[Listings of element locations]

↓↓↓

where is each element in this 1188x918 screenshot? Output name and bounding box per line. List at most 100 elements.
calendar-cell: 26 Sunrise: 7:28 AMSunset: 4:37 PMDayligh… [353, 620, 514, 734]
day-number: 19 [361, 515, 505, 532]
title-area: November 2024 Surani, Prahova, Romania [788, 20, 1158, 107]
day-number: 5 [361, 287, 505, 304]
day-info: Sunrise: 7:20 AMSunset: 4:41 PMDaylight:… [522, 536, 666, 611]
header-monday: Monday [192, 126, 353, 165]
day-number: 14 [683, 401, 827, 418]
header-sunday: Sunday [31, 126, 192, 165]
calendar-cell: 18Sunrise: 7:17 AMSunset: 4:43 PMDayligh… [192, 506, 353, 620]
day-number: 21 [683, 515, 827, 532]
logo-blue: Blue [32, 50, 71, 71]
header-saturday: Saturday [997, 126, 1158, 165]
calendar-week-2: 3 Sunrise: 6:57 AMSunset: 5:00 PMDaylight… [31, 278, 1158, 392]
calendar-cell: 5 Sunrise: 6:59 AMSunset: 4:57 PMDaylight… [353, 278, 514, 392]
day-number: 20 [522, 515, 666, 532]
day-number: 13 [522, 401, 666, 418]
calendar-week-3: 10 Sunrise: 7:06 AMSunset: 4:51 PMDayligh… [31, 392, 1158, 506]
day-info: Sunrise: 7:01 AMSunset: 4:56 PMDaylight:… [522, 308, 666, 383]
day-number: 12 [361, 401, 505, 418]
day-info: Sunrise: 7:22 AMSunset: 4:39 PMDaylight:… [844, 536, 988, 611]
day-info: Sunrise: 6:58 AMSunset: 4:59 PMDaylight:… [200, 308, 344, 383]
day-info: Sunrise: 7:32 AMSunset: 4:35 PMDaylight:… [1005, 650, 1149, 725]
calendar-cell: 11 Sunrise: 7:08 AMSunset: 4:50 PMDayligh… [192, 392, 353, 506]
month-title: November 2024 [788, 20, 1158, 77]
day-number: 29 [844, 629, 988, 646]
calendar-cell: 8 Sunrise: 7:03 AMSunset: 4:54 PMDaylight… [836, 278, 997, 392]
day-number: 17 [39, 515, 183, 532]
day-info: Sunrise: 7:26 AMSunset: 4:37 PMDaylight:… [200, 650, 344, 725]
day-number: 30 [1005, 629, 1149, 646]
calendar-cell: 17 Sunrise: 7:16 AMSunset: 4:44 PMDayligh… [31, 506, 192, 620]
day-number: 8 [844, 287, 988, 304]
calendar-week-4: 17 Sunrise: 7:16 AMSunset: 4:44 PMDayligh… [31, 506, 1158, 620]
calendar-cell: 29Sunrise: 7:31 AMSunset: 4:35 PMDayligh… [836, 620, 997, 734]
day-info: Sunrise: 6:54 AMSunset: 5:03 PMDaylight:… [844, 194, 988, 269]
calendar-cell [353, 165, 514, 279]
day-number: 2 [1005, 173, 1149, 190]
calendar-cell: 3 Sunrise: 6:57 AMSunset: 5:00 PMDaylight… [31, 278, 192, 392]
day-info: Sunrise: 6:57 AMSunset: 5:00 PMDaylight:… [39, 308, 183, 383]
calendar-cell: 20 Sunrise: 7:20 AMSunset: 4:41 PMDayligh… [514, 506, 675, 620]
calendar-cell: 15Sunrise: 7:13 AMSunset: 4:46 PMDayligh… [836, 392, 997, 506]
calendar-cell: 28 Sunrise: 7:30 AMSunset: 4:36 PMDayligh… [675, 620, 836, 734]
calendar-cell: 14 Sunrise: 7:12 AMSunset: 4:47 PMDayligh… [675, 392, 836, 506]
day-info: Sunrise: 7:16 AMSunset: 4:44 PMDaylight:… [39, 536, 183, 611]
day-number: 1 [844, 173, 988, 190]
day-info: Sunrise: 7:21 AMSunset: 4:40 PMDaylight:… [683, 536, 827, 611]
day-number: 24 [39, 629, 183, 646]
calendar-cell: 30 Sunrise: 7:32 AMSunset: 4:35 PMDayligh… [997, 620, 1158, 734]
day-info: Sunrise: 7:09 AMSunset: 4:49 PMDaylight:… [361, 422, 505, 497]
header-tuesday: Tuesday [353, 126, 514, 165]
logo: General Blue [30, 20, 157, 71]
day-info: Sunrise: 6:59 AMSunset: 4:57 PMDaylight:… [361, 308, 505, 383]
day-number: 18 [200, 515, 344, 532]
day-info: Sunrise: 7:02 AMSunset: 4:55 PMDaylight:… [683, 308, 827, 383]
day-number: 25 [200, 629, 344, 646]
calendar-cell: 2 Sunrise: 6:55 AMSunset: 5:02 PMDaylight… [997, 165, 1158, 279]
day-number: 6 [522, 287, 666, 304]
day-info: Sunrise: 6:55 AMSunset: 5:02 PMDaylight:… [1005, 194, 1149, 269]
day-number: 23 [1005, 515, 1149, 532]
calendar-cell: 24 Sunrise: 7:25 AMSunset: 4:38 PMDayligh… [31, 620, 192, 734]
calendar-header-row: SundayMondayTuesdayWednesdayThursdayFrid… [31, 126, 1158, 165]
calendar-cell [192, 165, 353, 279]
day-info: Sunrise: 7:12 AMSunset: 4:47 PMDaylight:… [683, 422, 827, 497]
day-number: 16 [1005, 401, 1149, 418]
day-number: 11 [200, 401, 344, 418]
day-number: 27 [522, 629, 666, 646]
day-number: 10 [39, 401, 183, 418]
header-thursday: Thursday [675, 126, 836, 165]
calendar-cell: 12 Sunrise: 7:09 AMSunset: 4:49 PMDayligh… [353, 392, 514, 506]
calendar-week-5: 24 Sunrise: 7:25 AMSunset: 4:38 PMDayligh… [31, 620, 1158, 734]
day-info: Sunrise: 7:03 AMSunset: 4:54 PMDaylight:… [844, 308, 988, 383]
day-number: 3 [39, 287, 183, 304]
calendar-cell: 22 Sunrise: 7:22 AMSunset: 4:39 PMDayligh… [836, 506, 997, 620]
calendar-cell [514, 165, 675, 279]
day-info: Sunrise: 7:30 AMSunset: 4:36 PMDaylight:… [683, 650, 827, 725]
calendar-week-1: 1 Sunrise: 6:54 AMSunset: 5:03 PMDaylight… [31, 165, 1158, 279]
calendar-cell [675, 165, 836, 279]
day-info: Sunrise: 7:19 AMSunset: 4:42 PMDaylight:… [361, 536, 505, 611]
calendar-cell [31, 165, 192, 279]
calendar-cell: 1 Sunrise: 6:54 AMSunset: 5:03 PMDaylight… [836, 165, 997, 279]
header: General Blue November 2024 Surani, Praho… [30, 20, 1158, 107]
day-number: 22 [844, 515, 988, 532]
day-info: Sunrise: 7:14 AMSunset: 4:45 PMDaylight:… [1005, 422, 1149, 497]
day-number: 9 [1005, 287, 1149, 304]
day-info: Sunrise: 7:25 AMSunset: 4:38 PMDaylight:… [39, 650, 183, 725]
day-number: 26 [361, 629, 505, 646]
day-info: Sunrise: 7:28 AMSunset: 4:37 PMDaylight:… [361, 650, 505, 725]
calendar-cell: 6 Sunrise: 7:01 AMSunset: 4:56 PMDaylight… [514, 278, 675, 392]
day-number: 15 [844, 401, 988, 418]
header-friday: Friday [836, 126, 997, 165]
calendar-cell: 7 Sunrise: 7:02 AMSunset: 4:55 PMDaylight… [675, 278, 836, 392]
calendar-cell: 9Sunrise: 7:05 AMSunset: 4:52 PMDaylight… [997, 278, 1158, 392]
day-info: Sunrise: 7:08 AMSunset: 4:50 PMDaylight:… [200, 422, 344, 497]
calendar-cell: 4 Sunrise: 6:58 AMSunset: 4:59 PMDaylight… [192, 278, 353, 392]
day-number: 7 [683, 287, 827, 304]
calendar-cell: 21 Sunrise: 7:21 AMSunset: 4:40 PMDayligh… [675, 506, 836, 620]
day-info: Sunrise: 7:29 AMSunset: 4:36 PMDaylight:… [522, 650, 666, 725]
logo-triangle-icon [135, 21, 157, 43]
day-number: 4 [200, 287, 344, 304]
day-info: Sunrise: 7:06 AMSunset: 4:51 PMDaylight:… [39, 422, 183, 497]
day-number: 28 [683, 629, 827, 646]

↑↑↑

Write out the data from its first line through the line containing "day-number: 19 [361, 515, 505, 532]", with both of those lines included.

> The solution:
where is each element in this 1188x918 screenshot? Output name and bounding box per line. List at most 100 elements.
calendar-cell: 26 Sunrise: 7:28 AMSunset: 4:37 PMDayligh… [353, 620, 514, 734]
day-number: 19 [361, 515, 505, 532]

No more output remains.